▶ Data in this exercise:
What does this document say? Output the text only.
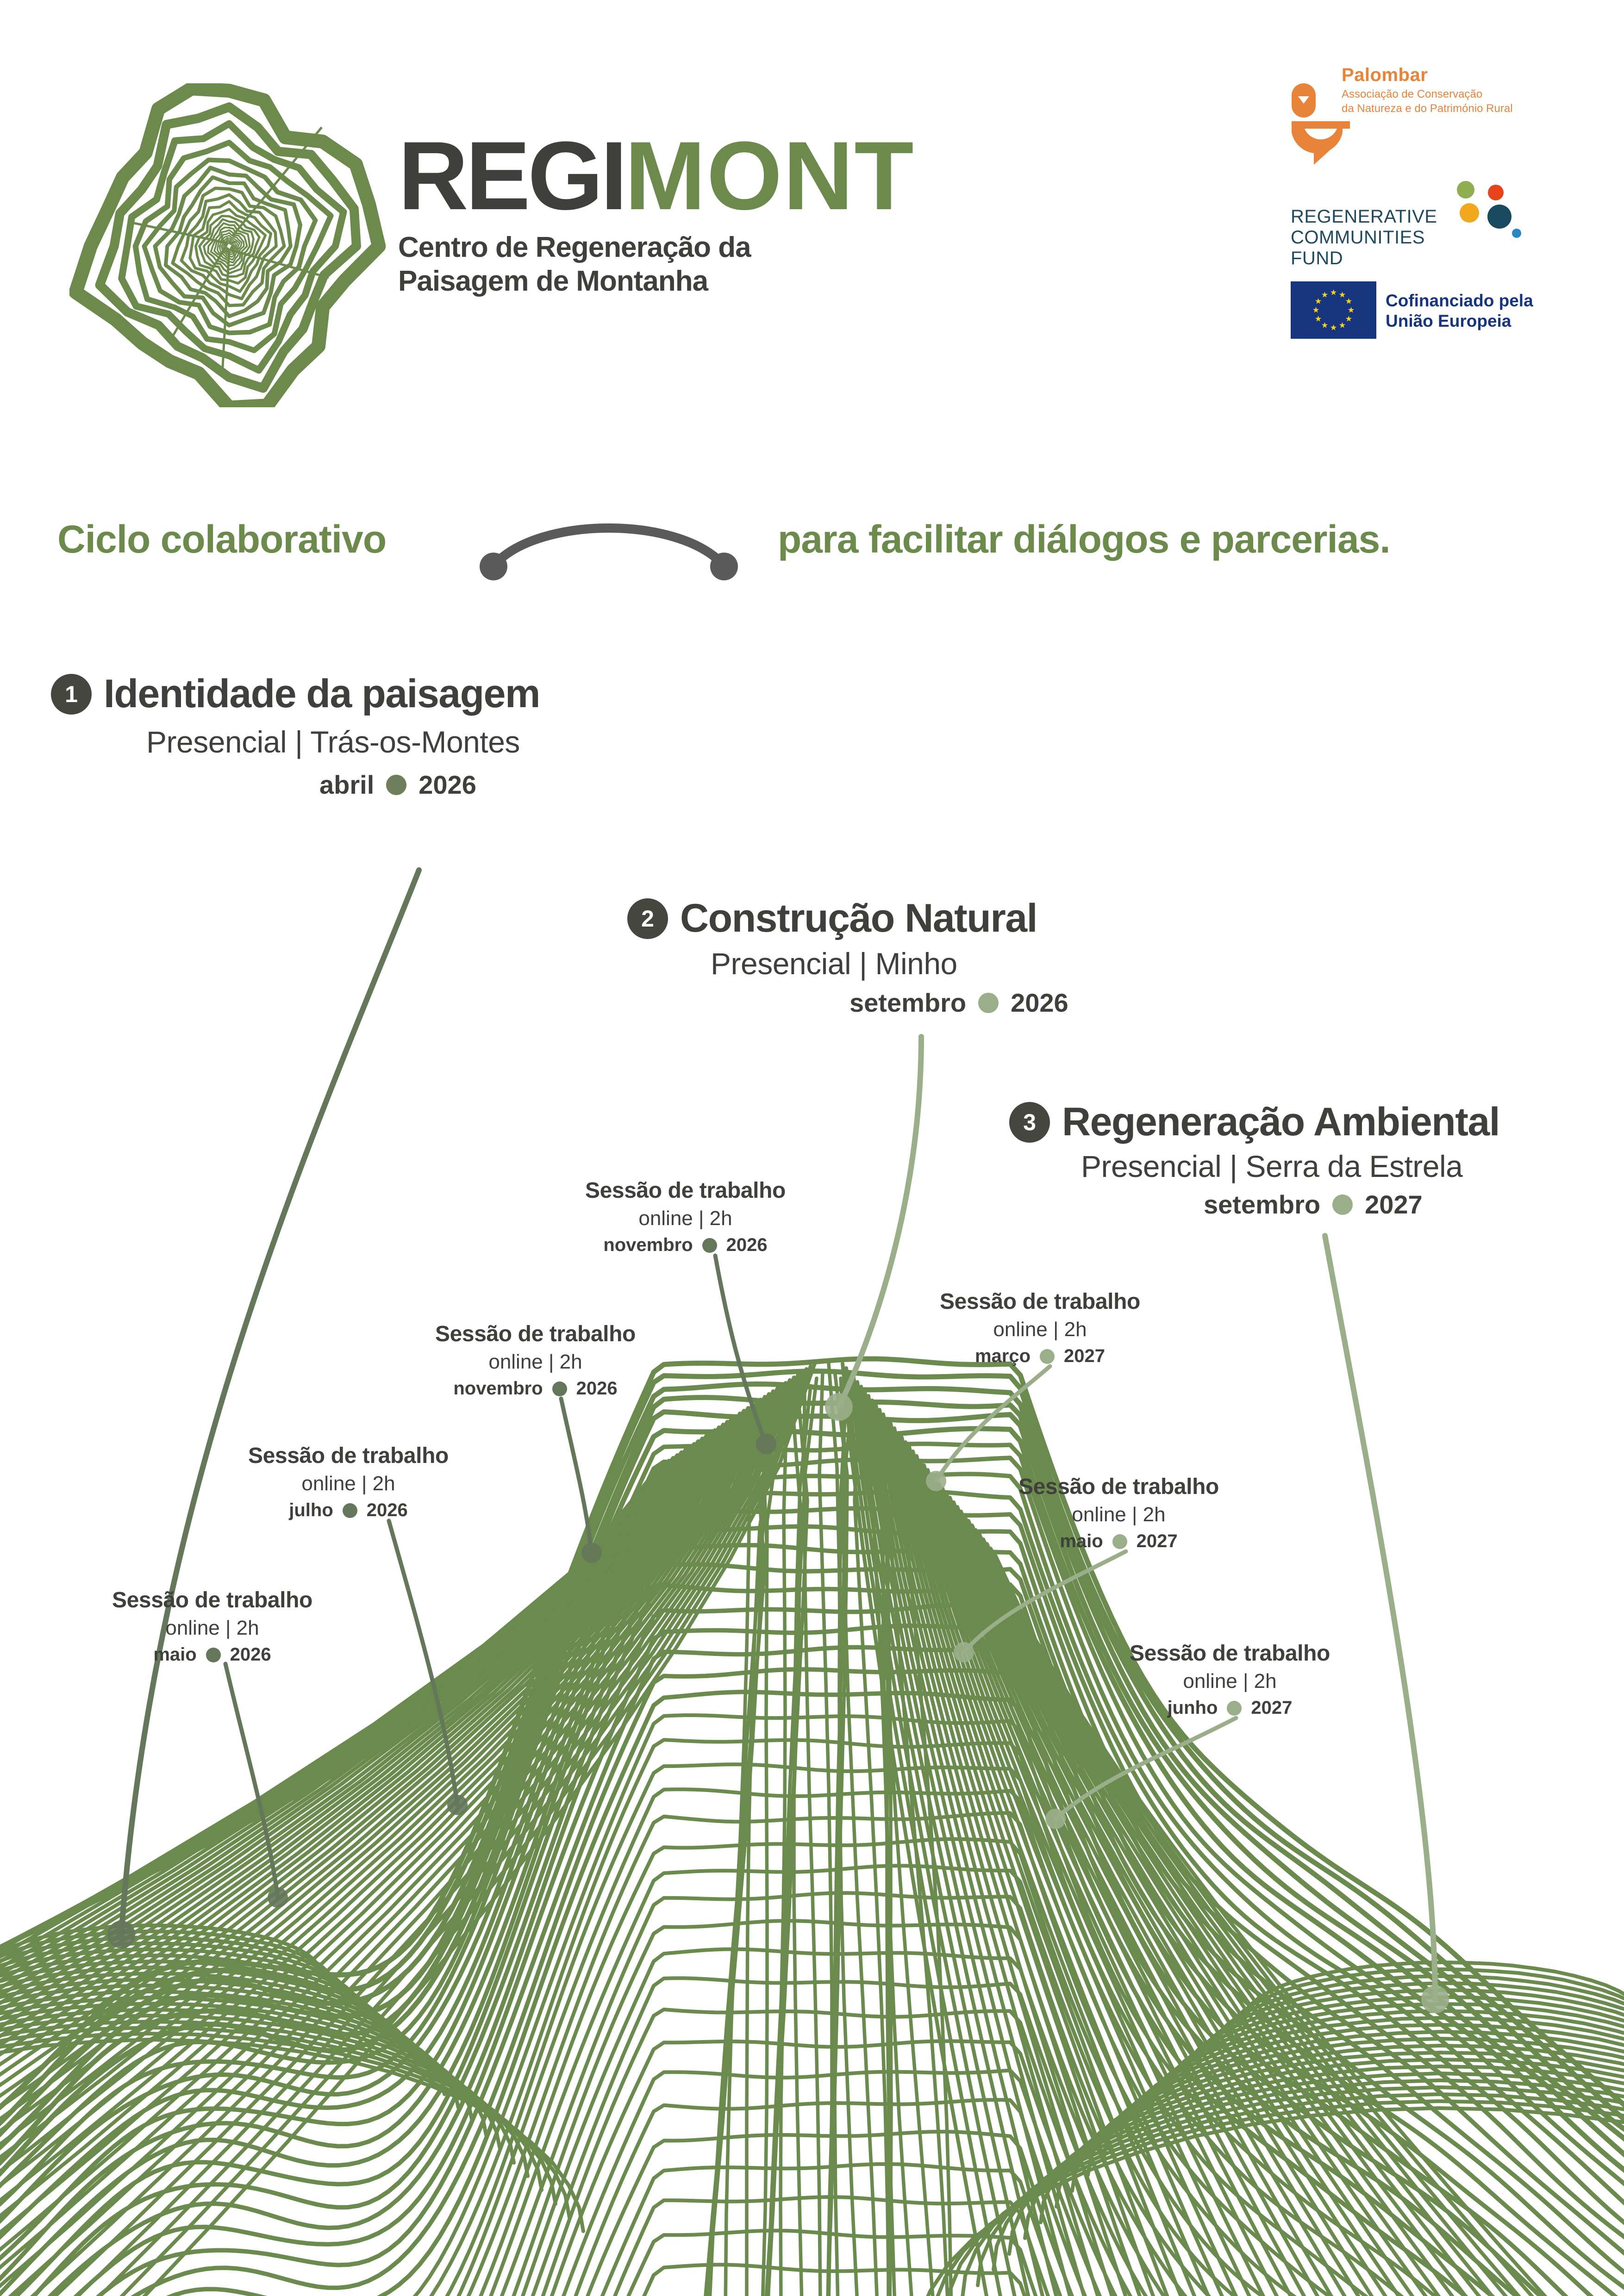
REGIMONT
Centro de Regeneração da
Paisagem de Montanha
Palombar
Associação de Conservação
da Natureza e do Património Rural
REGENERATIVE
COMMUNITIES
FUND
Cofinanciado pela
União Europeia
Ciclo colaborativo	para facilitar diálogos e parcerias.
1 Identidade da paisagem
Presencial | Trás-os-Montes
abril 2026
2 Construção Natural
Presencial | Minho
setembro 2026
3 Regeneração Ambiental
Presencial | Serra da Estrela
setembro 2027
Sessão de trabalho
online | 2h
maio 2026
Sessão de trabalho
online | 2h
julho 2026
Sessão de trabalho
online | 2h
novembro 2026
Sessão de trabalho
online | 2h
novembro 2026
Sessão de trabalho
online | 2h
março 2027
Sessão de trabalho
online | 2h
maio 2027
Sessão de trabalho
online | 2h
junho 2027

▶ Task instructions: Repeat each entry exactly as given; no pictures belong in the copy.

▶ Answer below:
What does this document say? Output the text only.
REGIMONT
Centro de Regeneração da
Paisagem de Montanha
Palombar
Associação de Conservação
da Natureza e do Património Rural
REGENERATIVE
COMMUNITIES
FUND
Cofinanciado pela
União Europeia
Ciclo colaborativo	para facilitar diálogos e parcerias.
1 Identidade da paisagem
Presencial | Trás-os-Montes
abril 2026
2 Construção Natural
Presencial | Minho
setembro 2026
3 Regeneração Ambiental
Presencial | Serra da Estrela
setembro 2027
Sessão de trabalho
online | 2h
maio 2026
Sessão de trabalho
online | 2h
julho 2026
Sessão de trabalho
online | 2h
novembro 2026
Sessão de trabalho
online | 2h
novembro 2026
Sessão de trabalho
online | 2h
março 2027
Sessão de trabalho
online | 2h
maio 2027
Sessão de trabalho
online | 2h
junho 2027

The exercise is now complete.